[Element and region data]
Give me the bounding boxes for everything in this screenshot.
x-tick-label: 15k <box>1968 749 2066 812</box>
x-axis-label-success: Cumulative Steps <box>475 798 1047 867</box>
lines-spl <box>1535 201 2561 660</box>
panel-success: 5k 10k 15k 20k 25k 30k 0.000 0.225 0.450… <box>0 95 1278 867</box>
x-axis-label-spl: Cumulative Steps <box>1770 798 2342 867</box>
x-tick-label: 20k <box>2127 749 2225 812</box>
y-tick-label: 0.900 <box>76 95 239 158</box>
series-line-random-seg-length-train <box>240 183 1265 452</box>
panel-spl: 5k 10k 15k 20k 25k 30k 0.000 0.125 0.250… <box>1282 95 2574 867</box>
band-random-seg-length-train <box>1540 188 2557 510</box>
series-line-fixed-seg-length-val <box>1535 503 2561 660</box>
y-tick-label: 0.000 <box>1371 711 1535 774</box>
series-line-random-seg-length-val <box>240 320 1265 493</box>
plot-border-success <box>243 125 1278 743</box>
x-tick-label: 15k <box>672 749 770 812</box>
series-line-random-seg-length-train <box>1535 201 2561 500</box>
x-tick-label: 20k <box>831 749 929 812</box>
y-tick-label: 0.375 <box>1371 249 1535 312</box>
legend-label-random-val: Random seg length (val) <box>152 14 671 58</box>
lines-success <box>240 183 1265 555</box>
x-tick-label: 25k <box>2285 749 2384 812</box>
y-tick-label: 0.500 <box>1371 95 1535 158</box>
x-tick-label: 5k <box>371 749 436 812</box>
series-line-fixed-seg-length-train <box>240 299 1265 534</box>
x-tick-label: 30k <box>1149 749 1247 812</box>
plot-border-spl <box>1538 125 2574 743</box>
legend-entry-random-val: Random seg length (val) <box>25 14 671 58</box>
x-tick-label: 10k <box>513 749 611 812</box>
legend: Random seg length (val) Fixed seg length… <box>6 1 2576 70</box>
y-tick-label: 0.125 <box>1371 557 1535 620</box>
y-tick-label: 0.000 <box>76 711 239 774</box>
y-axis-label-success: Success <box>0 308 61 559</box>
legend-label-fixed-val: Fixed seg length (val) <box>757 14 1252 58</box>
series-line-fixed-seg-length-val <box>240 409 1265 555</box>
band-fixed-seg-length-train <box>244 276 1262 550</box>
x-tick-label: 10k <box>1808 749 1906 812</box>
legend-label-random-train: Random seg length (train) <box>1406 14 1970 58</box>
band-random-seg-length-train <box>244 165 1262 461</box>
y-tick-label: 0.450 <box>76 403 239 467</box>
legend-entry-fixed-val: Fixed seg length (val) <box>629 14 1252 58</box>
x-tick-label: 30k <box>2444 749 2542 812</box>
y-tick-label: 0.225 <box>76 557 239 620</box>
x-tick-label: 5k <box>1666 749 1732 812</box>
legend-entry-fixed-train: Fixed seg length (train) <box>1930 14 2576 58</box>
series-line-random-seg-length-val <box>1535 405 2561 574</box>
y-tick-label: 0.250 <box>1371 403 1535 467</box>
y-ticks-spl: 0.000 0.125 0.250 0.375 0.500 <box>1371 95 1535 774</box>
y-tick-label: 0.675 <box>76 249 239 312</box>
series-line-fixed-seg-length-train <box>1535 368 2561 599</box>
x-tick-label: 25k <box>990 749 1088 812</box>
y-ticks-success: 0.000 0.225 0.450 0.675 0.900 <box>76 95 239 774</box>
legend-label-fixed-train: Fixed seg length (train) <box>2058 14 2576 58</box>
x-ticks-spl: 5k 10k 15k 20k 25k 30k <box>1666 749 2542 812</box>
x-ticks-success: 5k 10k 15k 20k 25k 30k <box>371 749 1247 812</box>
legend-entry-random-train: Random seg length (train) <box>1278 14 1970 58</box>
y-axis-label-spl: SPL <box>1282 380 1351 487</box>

...

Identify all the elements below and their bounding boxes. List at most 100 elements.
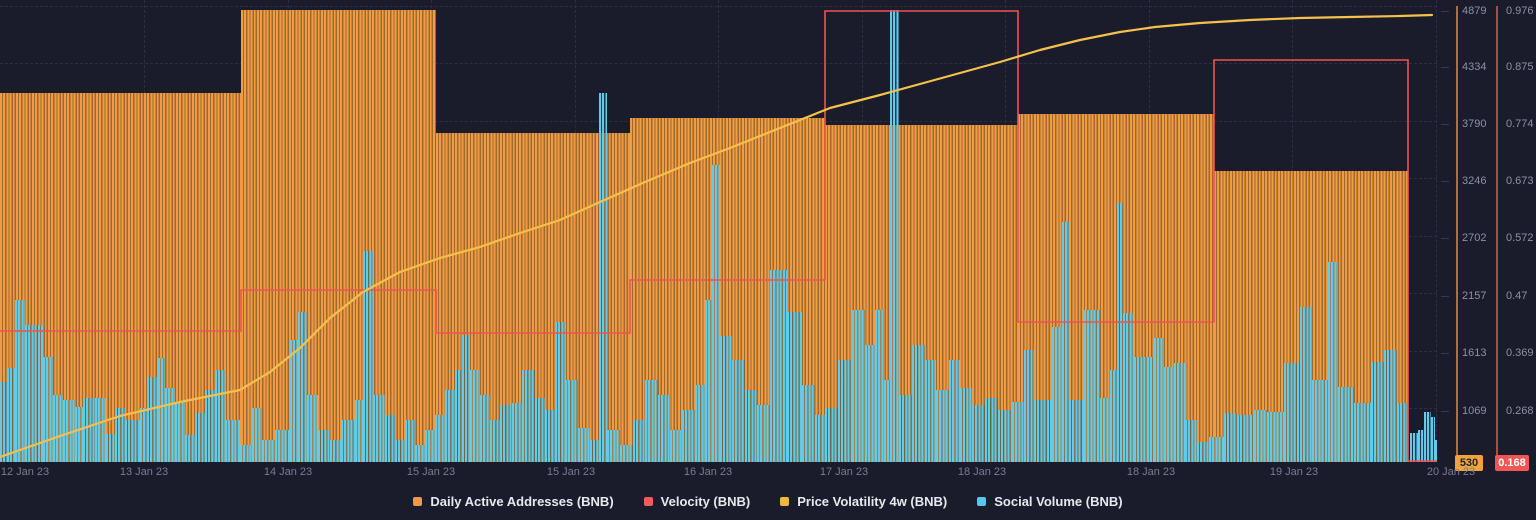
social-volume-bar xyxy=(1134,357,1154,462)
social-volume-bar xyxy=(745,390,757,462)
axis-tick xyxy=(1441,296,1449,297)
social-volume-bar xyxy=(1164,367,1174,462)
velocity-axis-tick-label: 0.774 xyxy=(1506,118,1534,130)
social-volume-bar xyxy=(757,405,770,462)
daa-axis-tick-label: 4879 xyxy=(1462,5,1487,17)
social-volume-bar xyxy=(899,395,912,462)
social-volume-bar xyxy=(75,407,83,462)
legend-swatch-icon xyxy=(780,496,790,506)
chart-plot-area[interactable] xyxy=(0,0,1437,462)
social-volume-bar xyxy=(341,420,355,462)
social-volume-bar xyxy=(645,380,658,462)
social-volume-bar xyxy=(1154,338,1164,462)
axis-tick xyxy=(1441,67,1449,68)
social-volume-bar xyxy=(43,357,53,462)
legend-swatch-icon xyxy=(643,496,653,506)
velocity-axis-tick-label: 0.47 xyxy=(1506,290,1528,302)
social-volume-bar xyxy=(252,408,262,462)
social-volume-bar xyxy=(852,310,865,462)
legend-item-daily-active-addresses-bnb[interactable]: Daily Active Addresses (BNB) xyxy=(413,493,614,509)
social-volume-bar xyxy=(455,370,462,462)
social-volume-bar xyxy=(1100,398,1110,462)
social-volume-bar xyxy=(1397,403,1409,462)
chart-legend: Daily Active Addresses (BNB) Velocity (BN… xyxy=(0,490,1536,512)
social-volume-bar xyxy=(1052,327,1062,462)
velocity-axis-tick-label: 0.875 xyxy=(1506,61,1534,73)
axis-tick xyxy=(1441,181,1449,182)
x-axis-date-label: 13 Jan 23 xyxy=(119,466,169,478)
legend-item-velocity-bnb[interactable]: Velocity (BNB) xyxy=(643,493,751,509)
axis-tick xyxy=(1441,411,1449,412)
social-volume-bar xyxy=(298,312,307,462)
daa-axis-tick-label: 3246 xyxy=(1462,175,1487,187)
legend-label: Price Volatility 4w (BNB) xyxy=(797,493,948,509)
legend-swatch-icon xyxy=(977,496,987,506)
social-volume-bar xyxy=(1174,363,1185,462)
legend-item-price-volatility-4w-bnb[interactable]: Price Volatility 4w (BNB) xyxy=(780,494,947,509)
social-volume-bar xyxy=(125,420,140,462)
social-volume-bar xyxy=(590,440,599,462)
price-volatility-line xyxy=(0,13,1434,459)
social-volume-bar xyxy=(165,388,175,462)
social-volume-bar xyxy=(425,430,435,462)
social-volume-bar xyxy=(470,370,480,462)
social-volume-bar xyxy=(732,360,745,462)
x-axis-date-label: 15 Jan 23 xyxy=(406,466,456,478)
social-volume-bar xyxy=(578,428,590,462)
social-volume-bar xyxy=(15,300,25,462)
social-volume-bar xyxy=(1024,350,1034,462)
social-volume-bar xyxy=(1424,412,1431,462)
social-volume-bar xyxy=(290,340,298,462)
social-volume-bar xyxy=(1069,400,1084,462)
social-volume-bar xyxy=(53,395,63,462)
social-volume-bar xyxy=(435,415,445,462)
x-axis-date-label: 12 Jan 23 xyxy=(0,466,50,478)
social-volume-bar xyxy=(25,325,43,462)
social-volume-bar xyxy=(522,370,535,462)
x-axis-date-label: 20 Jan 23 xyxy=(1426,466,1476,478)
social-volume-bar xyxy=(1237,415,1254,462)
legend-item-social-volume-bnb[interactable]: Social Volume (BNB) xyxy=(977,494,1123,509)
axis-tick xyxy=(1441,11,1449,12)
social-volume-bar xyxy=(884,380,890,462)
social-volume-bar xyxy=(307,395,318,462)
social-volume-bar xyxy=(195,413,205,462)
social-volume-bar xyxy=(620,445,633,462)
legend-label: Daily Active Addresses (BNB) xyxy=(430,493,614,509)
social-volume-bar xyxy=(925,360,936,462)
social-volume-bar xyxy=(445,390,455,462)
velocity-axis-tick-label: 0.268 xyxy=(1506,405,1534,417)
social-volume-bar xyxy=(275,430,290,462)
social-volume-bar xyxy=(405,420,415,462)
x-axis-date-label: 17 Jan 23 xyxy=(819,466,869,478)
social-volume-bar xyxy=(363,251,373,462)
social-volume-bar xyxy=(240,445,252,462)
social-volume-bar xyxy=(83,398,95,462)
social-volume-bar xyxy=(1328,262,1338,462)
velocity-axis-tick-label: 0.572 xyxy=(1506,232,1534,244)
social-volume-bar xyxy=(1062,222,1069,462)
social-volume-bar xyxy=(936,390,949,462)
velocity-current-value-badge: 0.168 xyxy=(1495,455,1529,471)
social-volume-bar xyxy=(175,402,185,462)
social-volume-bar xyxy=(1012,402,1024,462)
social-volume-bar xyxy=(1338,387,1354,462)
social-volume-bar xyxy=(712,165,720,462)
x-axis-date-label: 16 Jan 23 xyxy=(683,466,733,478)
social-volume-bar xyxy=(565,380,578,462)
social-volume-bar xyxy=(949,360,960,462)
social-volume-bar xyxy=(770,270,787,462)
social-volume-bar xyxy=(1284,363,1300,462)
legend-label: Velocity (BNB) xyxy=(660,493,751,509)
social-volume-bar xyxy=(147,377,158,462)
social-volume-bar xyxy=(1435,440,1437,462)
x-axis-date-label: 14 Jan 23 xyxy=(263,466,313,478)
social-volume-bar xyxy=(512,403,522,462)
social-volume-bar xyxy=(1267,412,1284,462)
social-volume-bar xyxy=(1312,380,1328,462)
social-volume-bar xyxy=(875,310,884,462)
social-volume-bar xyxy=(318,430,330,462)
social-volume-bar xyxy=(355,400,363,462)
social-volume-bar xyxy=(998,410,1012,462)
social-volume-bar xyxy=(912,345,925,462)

WORK TO BE COMPLETED: Return every line of the material above that contains the string "entry". Case counts.

EXERCISE RESULT:
legend-entry-random-val: Random seg length (val) <box>25 14 671 58</box>
legend-entry-fixed-val: Fixed seg length (val) <box>629 14 1252 58</box>
legend-entry-fixed-train: Fixed seg length (train) <box>1930 14 2576 58</box>
legend-entry-random-train: Random seg length (train) <box>1278 14 1970 58</box>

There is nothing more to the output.